[SHORT PROBLEM]
Write out the records below word for word, please.

[MATERIAL PROVIDED]

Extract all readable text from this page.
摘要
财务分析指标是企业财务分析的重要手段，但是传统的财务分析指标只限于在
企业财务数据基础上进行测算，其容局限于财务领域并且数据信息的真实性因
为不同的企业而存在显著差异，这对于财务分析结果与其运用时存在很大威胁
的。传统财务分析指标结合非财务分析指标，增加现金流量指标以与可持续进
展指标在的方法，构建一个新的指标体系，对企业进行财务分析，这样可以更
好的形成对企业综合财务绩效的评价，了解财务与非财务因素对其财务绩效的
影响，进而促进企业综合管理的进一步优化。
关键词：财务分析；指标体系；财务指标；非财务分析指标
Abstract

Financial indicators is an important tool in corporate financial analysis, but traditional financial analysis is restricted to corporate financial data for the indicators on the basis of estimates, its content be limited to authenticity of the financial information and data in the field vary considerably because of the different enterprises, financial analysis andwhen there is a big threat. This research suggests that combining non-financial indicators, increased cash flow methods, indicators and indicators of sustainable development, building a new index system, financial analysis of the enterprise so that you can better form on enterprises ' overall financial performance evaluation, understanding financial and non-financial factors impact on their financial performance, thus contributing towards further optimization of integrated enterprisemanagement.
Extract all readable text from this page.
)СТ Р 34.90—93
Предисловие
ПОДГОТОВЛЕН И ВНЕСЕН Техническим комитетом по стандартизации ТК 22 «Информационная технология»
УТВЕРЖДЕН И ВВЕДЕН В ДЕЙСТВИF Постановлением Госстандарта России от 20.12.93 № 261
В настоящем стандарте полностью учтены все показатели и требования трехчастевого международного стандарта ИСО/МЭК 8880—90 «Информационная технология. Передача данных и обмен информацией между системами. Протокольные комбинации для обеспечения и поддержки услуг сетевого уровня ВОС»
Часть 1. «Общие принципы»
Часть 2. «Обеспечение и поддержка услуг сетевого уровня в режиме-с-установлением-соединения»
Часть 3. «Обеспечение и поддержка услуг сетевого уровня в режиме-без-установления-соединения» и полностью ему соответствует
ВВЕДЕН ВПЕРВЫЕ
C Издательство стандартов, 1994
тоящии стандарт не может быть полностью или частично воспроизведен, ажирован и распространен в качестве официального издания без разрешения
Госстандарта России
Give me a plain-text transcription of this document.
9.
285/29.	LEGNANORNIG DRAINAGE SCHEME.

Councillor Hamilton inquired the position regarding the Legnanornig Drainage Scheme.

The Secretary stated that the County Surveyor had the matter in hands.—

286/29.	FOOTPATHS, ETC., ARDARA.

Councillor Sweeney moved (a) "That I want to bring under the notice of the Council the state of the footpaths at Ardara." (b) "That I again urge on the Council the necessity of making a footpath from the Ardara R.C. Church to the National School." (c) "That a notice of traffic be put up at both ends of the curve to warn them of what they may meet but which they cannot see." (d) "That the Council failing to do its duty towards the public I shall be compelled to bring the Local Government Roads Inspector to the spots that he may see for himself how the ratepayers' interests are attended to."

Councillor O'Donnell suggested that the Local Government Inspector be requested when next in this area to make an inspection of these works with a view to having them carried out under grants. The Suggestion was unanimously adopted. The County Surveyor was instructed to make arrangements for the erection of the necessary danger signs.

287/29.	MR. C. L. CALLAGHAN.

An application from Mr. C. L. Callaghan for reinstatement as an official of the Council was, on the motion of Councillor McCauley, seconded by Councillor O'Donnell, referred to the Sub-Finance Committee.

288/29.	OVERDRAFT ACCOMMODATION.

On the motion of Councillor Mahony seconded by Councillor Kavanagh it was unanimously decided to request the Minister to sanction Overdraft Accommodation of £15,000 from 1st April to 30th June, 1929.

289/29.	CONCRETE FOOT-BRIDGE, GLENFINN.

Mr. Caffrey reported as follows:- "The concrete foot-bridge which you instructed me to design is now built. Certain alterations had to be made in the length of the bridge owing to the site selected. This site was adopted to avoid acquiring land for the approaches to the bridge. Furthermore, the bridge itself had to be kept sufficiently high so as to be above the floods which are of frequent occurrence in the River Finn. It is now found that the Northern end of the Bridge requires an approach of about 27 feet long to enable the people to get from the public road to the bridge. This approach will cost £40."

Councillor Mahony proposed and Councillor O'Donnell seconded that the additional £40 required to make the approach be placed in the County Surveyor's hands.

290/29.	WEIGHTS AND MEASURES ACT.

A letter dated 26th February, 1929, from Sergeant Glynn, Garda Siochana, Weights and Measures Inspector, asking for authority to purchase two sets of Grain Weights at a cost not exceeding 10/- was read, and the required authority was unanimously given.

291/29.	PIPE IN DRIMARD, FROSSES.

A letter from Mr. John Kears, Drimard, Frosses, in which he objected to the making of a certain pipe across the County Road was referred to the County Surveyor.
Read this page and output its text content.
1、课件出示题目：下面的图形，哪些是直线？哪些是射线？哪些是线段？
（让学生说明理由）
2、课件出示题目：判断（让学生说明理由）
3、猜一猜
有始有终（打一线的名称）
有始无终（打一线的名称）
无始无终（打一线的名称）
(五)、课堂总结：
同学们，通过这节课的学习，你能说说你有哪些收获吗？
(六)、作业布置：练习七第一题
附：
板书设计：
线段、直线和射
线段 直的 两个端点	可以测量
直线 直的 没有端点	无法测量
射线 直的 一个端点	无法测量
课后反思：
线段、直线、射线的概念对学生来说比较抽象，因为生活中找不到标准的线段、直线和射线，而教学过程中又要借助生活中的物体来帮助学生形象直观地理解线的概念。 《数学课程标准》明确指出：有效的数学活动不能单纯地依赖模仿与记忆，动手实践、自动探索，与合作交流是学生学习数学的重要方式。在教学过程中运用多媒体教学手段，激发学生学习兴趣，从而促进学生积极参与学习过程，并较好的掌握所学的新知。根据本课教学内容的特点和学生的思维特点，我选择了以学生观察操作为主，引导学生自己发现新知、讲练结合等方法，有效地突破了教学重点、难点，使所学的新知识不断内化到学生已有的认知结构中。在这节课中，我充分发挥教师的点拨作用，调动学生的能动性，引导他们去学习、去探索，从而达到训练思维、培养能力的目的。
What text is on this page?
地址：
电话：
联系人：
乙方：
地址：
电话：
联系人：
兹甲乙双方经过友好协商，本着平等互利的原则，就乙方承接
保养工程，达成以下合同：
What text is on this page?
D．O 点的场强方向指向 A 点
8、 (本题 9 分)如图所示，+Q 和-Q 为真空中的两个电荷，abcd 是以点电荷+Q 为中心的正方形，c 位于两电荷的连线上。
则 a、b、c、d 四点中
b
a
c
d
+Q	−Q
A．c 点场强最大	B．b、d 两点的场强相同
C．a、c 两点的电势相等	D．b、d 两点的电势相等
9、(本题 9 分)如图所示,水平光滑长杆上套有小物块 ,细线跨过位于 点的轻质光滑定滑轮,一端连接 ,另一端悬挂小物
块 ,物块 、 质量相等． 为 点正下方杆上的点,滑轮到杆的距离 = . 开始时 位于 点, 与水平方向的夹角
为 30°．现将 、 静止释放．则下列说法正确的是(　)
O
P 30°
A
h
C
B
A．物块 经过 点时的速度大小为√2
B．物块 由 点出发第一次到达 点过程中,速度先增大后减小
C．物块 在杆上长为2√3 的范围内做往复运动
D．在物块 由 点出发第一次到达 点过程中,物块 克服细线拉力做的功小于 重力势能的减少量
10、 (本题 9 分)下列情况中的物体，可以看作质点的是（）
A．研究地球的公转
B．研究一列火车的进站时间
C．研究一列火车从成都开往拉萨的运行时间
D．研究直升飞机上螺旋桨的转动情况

[EXERCISE OUTPUT]
Extract all readable text from this page.
摘要
财务分析指标是企业财务分析的重要手段，但是传统的财务分析指标只限于在
企业财务数据基础上进行测算，其容局限于财务领域并且数据信息的真实性因
为不同的企业而存在显著差异，这对于财务分析结果与其运用时存在很大威胁
的。传统财务分析指标结合非财务分析指标，增加现金流量指标以与可持续进
展指标在的方法，构建一个新的指标体系，对企业进行财务分析，这样可以更
好的形成对企业综合财务绩效的评价，了解财务与非财务因素对其财务绩效的
影响，进而促进企业综合管理的进一步优化。
关键词：财务分析；指标体系；财务指标；非财务分析指标
Abstract

Financial indicators is an important tool in corporate financial analysis, but traditional financial analysis is restricted to corporate financial data for the indicators on the basis of estimates, its content be limited to authenticity of the financial information and data in the field vary considerably because of the different enterprises, financial analysis andwhen there is a big threat. This research suggests that combining non-financial indicators, increased cash flow methods, indicators and indicators of sustainable development, building a new index system, financial analysis of the enterprise so that you can better form on enterprises ' overall financial performance evaluation, understanding financial and non-financial factors impact on their financial performance, thus contributing towards further optimization of integrated enterprisemanagement.
Extract all readable text from this page.
)СТ Р 34.90—93
Предисловие
ПОДГОТОВЛЕН И ВНЕСЕН Техническим комитетом по стандартизации ТК 22 «Информационная технология»
УТВЕРЖДЕН И ВВЕДЕН В ДЕЙСТВИF Постановлением Госстандарта России от 20.12.93 № 261
В настоящем стандарте полностью учтены все показатели и требования трехчастевого международного стандарта ИСО/МЭК 8880—90 «Информационная технология. Передача данных и обмен информацией между системами. Протокольные комбинации для обеспечения и поддержки услуг сетевого уровня ВОС»
Часть 1. «Общие принципы»
Часть 2. «Обеспечение и поддержка услуг сетевого уровня в режиме-с-установлением-соединения»
Часть 3. «Обеспечение и поддержка услуг сетевого уровня в режиме-без-установления-соединения» и полностью ему соответствует
ВВЕДЕН ВПЕРВЫЕ
C Издательство стандартов, 1994
тоящии стандарт не может быть полностью или частично воспроизведен, ажирован и распространен в качестве официального издания без разрешения
Госстандарта России
Give me a plain-text transcription of this document.
9.
285/29.	LEGNANORNIG DRAINAGE SCHEME.

Councillor Hamilton inquired the position regarding the Legnanornig Drainage Scheme.

The Secretary stated that the County Surveyor had the matter in hands.—

286/29.	FOOTPATHS, ETC., ARDARA.

Councillor Sweeney moved (a) "That I want to bring under the notice of the Council the state of the footpaths at Ardara." (b) "That I again urge on the Council the necessity of making a footpath from the Ardara R.C. Church to the National School." (c) "That a notice of traffic be put up at both ends of the curve to warn them of what they may meet but which they cannot see." (d) "That the Council failing to do its duty towards the public I shall be compelled to bring the Local Government Roads Inspector to the spots that he may see for himself how the ratepayers' interests are attended to."

Councillor O'Donnell suggested that the Local Government Inspector be requested when next in this area to make an inspection of these works with a view to having them carried out under grants. The Suggestion was unanimously adopted. The County Surveyor was instructed to make arrangements for the erection of the necessary danger signs.

287/29.	MR. C. L. CALLAGHAN.

An application from Mr. C. L. Callaghan for reinstatement as an official of the Council was, on the motion of Councillor McCauley, seconded by Councillor O'Donnell, referred to the Sub-Finance Committee.

288/29.	OVERDRAFT ACCOMMODATION.

On the motion of Councillor Mahony seconded by Councillor Kavanagh it was unanimously decided to request the Minister to sanction Overdraft Accommodation of £15,000 from 1st April to 30th June, 1929.

289/29.	CONCRETE FOOT-BRIDGE, GLENFINN.

Mr. Caffrey reported as follows:- "The concrete foot-bridge which you instructed me to design is now built. Certain alterations had to be made in the length of the bridge owing to the site selected. This site was adopted to avoid acquiring land for the approaches to the bridge. Furthermore, the bridge itself had to be kept sufficiently high so as to be above the floods which are of frequent occurrence in the River Finn. It is now found that the Northern end of the Bridge requires an approach of about 27 feet long to enable the people to get from the public road to the bridge. This approach will cost £40."

Councillor Mahony proposed and Councillor O'Donnell seconded that the additional £40 required to make the approach be placed in the County Surveyor's hands.

290/29.	WEIGHTS AND MEASURES ACT.

A letter dated 26th February, 1929, from Sergeant Glynn, Garda Siochana, Weights and Measures Inspector, asking for authority to purchase two sets of Grain Weights at a cost not exceeding 10/- was read, and the required authority was unanimously given.

291/29.	PIPE IN DRIMARD, FROSSES.

A letter from Mr. John Kears, Drimard, Frosses, in which he objected to the making of a certain pipe across the County Road was referred to the County Surveyor.
Read this page and output its text content.
1、课件出示题目：下面的图形，哪些是直线？哪些是射线？哪些是线段？
（让学生说明理由）
2、课件出示题目：判断（让学生说明理由）
3、猜一猜
有始有终（打一线的名称）
有始无终（打一线的名称）
无始无终（打一线的名称）
(五)、课堂总结：
同学们，通过这节课的学习，你能说说你有哪些收获吗？
(六)、作业布置：练习七第一题
附：
板书设计：
线段、直线和射
线段 直的 两个端点	可以测量
直线 直的 没有端点	无法测量
射线 直的 一个端点	无法测量
课后反思：
线段、直线、射线的概念对学生来说比较抽象，因为生活中找不到标准的线段、直线和射线，而教学过程中又要借助生活中的物体来帮助学生形象直观地理解线的概念。 《数学课程标准》明确指出：有效的数学活动不能单纯地依赖模仿与记忆，动手实践、自动探索，与合作交流是学生学习数学的重要方式。在教学过程中运用多媒体教学手段，激发学生学习兴趣，从而促进学生积极参与学习过程，并较好的掌握所学的新知。根据本课教学内容的特点和学生的思维特点，我选择了以学生观察操作为主，引导学生自己发现新知、讲练结合等方法，有效地突破了教学重点、难点，使所学的新知识不断内化到学生已有的认知结构中。在这节课中，我充分发挥教师的点拨作用，调动学生的能动性，引导他们去学习、去探索，从而达到训练思维、培养能力的目的。
What text is on this page?
地址：
电话：
联系人：
乙方：
地址：
电话：
联系人：
兹甲乙双方经过友好协商，本着平等互利的原则，就乙方承接
保养工程，达成以下合同：
What text is on this page?
D．O 点的场强方向指向 A 点
8、 (本题 9 分)如图所示，+Q 和-Q 为真空中的两个电荷，abcd 是以点电荷+Q 为中心的正方形，c 位于两电荷的连线上。
则 a、b、c、d 四点中
b
a
c
d
+Q	−Q
A．c 点场强最大	B．b、d 两点的场强相同
C．a、c 两点的电势相等	D．b、d 两点的电势相等
9、(本题 9 分)如图所示,水平光滑长杆上套有小物块 ,细线跨过位于 点的轻质光滑定滑轮,一端连接 ,另一端悬挂小物
块 ,物块 、 质量相等． 为 点正下方杆上的点,滑轮到杆的距离 = . 开始时 位于 点, 与水平方向的夹角
为 30°．现将 、 静止释放．则下列说法正确的是(　)
O
P 30°
A
h
C
B
A．物块 经过 点时的速度大小为√2
B．物块 由 点出发第一次到达 点过程中,速度先增大后减小
C．物块 在杆上长为2√3 的范围内做往复运动
D．在物块 由 点出发第一次到达 点过程中,物块 克服细线拉力做的功小于 重力势能的减少量
10、 (本题 9 分)下列情况中的物体，可以看作质点的是（）
A．研究地球的公转
B．研究一列火车的进站时间
C．研究一列火车从成都开往拉萨的运行时间
D．研究直升飞机上螺旋桨的转动情况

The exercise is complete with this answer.